(Exercise input)
-- Begin --

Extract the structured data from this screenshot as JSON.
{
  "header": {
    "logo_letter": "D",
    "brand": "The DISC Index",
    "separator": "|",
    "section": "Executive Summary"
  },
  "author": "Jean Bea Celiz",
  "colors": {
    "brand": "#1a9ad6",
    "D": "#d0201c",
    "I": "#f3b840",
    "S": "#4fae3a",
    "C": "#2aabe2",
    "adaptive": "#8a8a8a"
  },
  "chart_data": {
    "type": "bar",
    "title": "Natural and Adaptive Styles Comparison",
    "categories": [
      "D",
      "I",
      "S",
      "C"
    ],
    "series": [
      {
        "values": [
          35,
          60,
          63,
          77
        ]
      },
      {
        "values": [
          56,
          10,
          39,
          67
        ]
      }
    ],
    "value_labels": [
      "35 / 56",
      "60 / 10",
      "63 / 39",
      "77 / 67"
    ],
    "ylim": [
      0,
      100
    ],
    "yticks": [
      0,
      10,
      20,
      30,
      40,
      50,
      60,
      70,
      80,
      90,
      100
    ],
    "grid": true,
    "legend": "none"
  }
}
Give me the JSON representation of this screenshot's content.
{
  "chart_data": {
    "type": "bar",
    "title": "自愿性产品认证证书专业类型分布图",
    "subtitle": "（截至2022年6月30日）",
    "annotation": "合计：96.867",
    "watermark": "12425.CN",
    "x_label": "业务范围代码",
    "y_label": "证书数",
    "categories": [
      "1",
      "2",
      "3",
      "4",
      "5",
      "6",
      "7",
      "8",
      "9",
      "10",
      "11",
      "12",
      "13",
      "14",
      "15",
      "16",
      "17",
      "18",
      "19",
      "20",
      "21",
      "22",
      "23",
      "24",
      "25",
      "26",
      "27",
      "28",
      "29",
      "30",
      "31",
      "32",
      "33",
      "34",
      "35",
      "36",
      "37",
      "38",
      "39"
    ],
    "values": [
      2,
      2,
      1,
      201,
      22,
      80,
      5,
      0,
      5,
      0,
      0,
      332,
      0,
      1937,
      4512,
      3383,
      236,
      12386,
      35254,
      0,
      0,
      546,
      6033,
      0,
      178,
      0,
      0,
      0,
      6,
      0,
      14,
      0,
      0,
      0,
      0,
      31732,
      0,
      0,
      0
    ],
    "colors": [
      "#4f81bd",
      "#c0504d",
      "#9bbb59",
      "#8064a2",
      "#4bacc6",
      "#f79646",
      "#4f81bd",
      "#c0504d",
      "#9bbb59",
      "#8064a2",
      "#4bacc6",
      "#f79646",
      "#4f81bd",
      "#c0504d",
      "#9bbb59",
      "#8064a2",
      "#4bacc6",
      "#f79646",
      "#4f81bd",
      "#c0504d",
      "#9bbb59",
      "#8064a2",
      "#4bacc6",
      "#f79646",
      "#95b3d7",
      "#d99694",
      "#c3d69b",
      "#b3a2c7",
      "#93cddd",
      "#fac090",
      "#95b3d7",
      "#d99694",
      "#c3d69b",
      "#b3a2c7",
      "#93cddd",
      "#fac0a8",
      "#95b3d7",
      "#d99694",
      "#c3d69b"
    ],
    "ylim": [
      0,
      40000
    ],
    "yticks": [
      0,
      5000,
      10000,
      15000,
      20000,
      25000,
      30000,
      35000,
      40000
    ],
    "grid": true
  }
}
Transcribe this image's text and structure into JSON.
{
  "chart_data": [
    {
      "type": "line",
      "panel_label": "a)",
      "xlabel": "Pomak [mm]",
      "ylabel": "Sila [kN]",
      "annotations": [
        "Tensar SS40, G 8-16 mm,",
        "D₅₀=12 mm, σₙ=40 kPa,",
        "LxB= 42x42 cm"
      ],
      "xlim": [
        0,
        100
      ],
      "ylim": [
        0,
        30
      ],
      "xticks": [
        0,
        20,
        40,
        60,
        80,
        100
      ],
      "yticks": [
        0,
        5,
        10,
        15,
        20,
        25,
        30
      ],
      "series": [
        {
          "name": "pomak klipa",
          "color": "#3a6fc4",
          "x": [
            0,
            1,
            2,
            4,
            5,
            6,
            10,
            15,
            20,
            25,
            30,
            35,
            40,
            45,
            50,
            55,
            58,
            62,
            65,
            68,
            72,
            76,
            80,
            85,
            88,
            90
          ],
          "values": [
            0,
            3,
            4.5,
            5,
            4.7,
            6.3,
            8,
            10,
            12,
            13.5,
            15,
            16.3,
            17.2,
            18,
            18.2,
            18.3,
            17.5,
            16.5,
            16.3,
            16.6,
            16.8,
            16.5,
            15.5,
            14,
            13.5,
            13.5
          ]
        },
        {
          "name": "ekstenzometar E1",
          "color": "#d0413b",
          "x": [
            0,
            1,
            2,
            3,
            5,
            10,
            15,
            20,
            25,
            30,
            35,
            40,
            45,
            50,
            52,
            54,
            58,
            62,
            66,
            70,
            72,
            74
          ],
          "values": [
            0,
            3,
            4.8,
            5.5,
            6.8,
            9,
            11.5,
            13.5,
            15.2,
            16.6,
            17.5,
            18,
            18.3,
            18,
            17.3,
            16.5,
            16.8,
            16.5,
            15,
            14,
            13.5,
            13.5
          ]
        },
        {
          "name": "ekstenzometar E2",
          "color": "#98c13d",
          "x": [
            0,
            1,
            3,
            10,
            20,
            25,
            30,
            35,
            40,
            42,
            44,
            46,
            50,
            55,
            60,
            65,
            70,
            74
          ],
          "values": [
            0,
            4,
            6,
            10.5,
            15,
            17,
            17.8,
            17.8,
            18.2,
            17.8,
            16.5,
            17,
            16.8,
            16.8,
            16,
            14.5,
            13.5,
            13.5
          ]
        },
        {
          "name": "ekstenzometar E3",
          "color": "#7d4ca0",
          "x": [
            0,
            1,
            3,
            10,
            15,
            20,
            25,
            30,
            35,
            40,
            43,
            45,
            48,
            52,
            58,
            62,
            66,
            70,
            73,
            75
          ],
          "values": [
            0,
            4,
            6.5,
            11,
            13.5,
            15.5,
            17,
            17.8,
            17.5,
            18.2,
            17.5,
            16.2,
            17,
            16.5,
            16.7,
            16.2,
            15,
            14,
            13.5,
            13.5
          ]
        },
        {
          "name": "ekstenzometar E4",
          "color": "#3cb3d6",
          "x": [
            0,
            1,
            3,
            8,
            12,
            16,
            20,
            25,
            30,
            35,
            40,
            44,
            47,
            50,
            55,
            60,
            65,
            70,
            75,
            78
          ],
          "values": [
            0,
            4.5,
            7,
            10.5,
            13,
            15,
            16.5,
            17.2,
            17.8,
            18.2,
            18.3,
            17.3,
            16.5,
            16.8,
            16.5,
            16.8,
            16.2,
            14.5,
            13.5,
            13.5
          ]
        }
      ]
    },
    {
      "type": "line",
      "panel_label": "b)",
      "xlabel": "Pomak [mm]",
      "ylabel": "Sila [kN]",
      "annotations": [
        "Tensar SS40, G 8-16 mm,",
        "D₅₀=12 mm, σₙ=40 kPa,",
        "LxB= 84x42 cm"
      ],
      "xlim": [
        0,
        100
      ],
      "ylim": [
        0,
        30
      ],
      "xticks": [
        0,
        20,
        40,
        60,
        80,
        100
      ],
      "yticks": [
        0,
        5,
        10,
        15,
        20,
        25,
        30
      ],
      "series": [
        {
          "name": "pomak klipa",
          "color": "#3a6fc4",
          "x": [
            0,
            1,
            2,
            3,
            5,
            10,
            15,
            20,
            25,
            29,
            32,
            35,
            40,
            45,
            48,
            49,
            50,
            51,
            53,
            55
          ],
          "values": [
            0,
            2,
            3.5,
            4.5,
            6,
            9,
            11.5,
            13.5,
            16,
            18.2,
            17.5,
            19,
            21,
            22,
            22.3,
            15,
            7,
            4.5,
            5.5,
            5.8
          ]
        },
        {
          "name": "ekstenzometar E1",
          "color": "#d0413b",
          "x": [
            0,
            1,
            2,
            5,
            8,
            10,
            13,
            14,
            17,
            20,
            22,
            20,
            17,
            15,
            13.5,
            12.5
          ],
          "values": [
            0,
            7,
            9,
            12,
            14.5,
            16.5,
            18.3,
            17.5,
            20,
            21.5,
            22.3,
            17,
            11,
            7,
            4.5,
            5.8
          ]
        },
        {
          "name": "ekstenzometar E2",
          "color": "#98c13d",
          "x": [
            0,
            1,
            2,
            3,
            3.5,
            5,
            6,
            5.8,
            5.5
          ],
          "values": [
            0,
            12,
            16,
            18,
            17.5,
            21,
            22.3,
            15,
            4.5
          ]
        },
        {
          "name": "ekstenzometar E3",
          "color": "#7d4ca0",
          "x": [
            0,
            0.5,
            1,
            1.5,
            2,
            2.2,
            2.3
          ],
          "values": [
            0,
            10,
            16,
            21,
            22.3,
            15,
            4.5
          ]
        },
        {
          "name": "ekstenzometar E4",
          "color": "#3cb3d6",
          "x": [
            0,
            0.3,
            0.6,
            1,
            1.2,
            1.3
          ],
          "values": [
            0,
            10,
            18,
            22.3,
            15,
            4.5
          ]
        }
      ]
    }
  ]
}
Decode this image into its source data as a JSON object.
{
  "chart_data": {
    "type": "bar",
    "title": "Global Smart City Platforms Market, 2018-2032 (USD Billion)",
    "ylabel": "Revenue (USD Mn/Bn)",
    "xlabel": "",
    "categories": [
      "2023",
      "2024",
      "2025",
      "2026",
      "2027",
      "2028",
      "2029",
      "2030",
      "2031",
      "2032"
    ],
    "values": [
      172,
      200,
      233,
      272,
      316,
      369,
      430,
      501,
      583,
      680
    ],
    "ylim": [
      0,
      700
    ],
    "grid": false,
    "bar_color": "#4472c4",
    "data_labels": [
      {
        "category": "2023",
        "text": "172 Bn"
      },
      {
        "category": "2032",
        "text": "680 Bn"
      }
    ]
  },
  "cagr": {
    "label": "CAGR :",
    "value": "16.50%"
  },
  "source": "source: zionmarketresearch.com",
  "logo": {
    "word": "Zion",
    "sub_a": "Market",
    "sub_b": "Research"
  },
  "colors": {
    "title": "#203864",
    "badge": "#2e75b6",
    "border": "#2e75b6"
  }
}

-- End --

(Exercise brief) Locate the word "JSON" in the data above. Copy every line carrying it.

(Expected answer)
Extract the structured data from this screenshot as JSON.
Give me the JSON representation of this screenshot's content.
Transcribe this image's text and structure into JSON.
Decode this image into its source data as a JSON object.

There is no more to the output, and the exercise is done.